══ Records to process

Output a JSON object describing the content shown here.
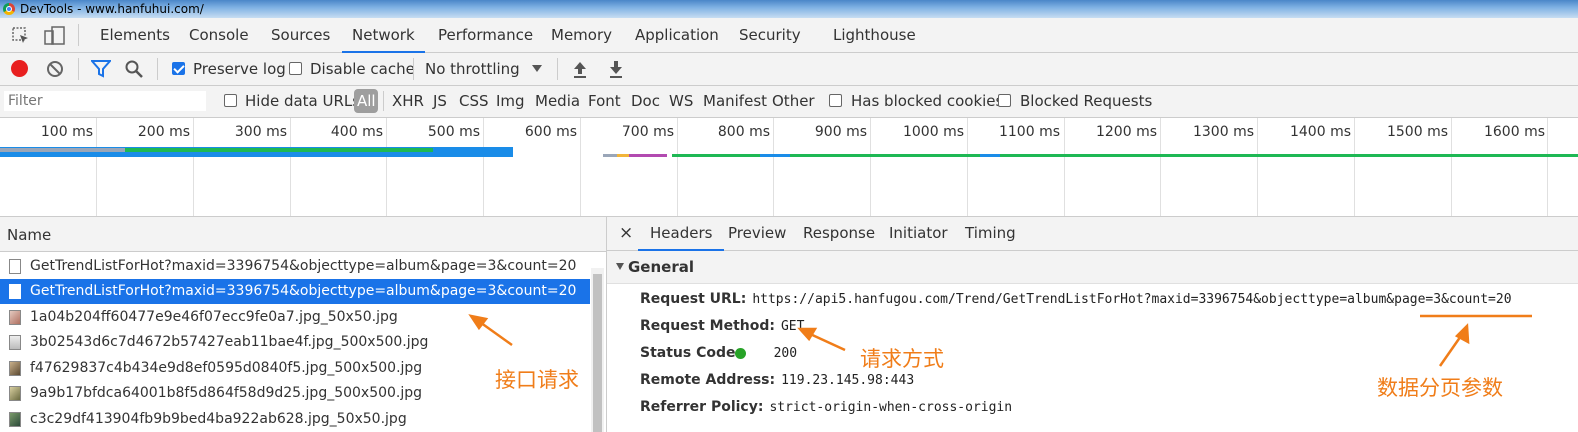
{
  "window": {
    "title": "DevTools - www.hanfuhui.com/"
  },
  "tabs": [
    "Elements",
    "Console",
    "Sources",
    "Network",
    "Performance",
    "Memory",
    "Application",
    "Security",
    "Lighthouse"
  ],
  "active_tab": "Network",
  "toolbar": {
    "preserve_log": "Preserve log",
    "disable_cache": "Disable cache",
    "throttling": "No throttling"
  },
  "filterbar": {
    "filter_placeholder": "Filter",
    "hide_data_urls": "Hide data URLs",
    "types": [
      "All",
      "XHR",
      "JS",
      "CSS",
      "Img",
      "Media",
      "Font",
      "Doc",
      "WS",
      "Manifest",
      "Other"
    ],
    "has_blocked_cookies": "Has blocked cookies",
    "blocked_requests": "Blocked Requests"
  },
  "overview": {
    "ticks": [
      "100 ms",
      "200 ms",
      "300 ms",
      "400 ms",
      "500 ms",
      "600 ms",
      "700 ms",
      "800 ms",
      "900 ms",
      "1000 ms",
      "1100 ms",
      "1200 ms",
      "1300 ms",
      "1400 ms",
      "1500 ms",
      "1600 ms"
    ]
  },
  "requests": {
    "header": "Name",
    "rows": [
      {
        "name": "GetTrendListForHot?maxid=3396754&objecttype=album&page=3&count=20",
        "icon": "document-icon"
      },
      {
        "name": "GetTrendListForHot?maxid=3396754&objecttype=album&page=3&count=20",
        "icon": "document-icon"
      },
      {
        "name": "1a04b204ff60477e9e46f07ecc9fe0a7.jpg_50x50.jpg",
        "icon": "image-icon"
      },
      {
        "name": "3b02543d6c7d4672b57427eab11bae4f.jpg_500x500.jpg",
        "icon": "image-icon"
      },
      {
        "name": "f47629837c4b434e9d8ef0595d0840f5.jpg_500x500.jpg",
        "icon": "image-icon"
      },
      {
        "name": "9a9b17bfdca64001b8f5d864f58d9d25.jpg_500x500.jpg",
        "icon": "image-icon"
      },
      {
        "name": "c3c29df413904fb9b9bed4ba922ab628.jpg_50x50.jpg",
        "icon": "image-icon"
      }
    ]
  },
  "detail": {
    "close": "×",
    "tabs": [
      "Headers",
      "Preview",
      "Response",
      "Initiator",
      "Timing"
    ],
    "section": "General",
    "fields": {
      "request_url_label": "Request URL:",
      "request_url": "https://api5.hanfugou.com/Trend/GetTrendListForHot?maxid=3396754&objecttype=album&page=3&count=20",
      "method_label": "Request Method:",
      "method": "GET",
      "status_label": "Status Code:",
      "status": "200",
      "remote_label": "Remote Address:",
      "remote": "119.23.145.98:443",
      "referrer_label": "Referrer Policy:",
      "referrer": "strict-origin-when-cross-origin"
    }
  },
  "annotations": {
    "api": "接口请求",
    "method": "请求方式",
    "paging": "数据分页参数"
  },
  "colors": {
    "accent": "#1a73e8",
    "annotation": "#f07d19",
    "record": "#e81f1f",
    "status_ok": "#27a327"
  }
}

════

Written exercise =
Skip the pictures and transcribe the rest of the records exactly.

Response to the task =
Output a JSON object describing the content shown here.
{
  "window": {
    "title": "DevTools - www.hanfuhui.com/"
  },
  "tabs": [
    "Elements",
    "Console",
    "Sources",
    "Network",
    "Performance",
    "Memory",
    "Application",
    "Security",
    "Lighthouse"
  ],
  "active_tab": "Network",
  "toolbar": {
    "preserve_log": "Preserve log",
    "disable_cache": "Disable cache",
    "throttling": "No throttling"
  },
  "filterbar": {
    "filter_placeholder": "Filter",
    "hide_data_urls": "Hide data URLs",
    "types": [
      "All",
      "XHR",
      "JS",
      "CSS",
      "Img",
      "Media",
      "Font",
      "Doc",
      "WS",
      "Manifest",
      "Other"
    ],
    "has_blocked_cookies": "Has blocked cookies",
    "blocked_requests": "Blocked Requests"
  },
  "overview": {
    "ticks": [
      "100 ms",
      "200 ms",
      "300 ms",
      "400 ms",
      "500 ms",
      "600 ms",
      "700 ms",
      "800 ms",
      "900 ms",
      "1000 ms",
      "1100 ms",
      "1200 ms",
      "1300 ms",
      "1400 ms",
      "1500 ms",
      "1600 ms"
    ]
  },
  "requests": {
    "header": "Name",
    "rows": [
      {
        "name": "GetTrendListForHot?maxid=3396754&objecttype=album&page=3&count=20",
        "icon": "document-icon"
      },
      {
        "name": "GetTrendListForHot?maxid=3396754&objecttype=album&page=3&count=20",
        "icon": "document-icon"
      },
      {
        "name": "1a04b204ff60477e9e46f07ecc9fe0a7.jpg_50x50.jpg",
        "icon": "image-icon"
      },
      {
        "name": "3b02543d6c7d4672b57427eab11bae4f.jpg_500x500.jpg",
        "icon": "image-icon"
      },
      {
        "name": "f47629837c4b434e9d8ef0595d0840f5.jpg_500x500.jpg",
        "icon": "image-icon"
      },
      {
        "name": "9a9b17bfdca64001b8f5d864f58d9d25.jpg_500x500.jpg",
        "icon": "image-icon"
      },
      {
        "name": "c3c29df413904fb9b9bed4ba922ab628.jpg_50x50.jpg",
        "icon": "image-icon"
      }
    ]
  },
  "detail": {
    "close": "×",
    "tabs": [
      "Headers",
      "Preview",
      "Response",
      "Initiator",
      "Timing"
    ],
    "section": "General",
    "fields": {
      "request_url_label": "Request URL:",
      "request_url": "https://api5.hanfugou.com/Trend/GetTrendListForHot?maxid=3396754&objecttype=album&page=3&count=20",
      "method_label": "Request Method:",
      "method": "GET",
      "status_label": "Status Code:",
      "status": "200",
      "remote_label": "Remote Address:",
      "remote": "119.23.145.98:443",
      "referrer_label": "Referrer Policy:",
      "referrer": "strict-origin-when-cross-origin"
    }
  },
  "annotations": {
    "api": "接口请求",
    "method": "请求方式",
    "paging": "数据分页参数"
  },
  "colors": {
    "accent": "#1a73e8",
    "annotation": "#f07d19",
    "record": "#e81f1f",
    "status_ok": "#27a327"
  }
}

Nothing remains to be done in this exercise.